* What the task requires *
Retype every entry in its entirety, without alteration.

* Given records *

________________

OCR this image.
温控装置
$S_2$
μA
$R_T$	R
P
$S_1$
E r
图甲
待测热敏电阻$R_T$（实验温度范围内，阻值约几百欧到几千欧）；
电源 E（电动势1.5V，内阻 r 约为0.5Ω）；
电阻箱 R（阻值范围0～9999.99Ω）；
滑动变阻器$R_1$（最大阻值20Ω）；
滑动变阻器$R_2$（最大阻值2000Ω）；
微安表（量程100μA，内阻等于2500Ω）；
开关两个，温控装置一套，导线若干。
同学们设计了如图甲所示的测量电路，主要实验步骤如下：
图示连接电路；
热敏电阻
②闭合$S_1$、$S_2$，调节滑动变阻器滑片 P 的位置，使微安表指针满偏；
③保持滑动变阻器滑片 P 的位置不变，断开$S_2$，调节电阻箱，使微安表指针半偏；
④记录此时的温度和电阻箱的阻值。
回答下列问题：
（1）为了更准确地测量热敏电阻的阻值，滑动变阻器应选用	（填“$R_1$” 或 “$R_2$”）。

________________

* Solution for this task *
OCR this image.
温控装置
$S_2$
μA
$R_T$	R
P
$S_1$
E r
图甲
待测热敏电阻$R_T$（实验温度范围内，阻值约几百欧到几千欧）；
电源 E（电动势1.5V，内阻 r 约为0.5Ω）；
电阻箱 R（阻值范围0～9999.99Ω）；
滑动变阻器$R_1$（最大阻值20Ω）；
滑动变阻器$R_2$（最大阻值2000Ω）；
微安表（量程100μA，内阻等于2500Ω）；
开关两个，温控装置一套，导线若干。
同学们设计了如图甲所示的测量电路，主要实验步骤如下：
图示连接电路；
热敏电阻
②闭合$S_1$、$S_2$，调节滑动变阻器滑片 P 的位置，使微安表指针满偏；
③保持滑动变阻器滑片 P 的位置不变，断开$S_2$，调节电阻箱，使微安表指针半偏；
④记录此时的温度和电阻箱的阻值。
回答下列问题：
（1）为了更准确地测量热敏电阻的阻值，滑动变阻器应选用	（填“$R_1$” 或 “$R_2$”）。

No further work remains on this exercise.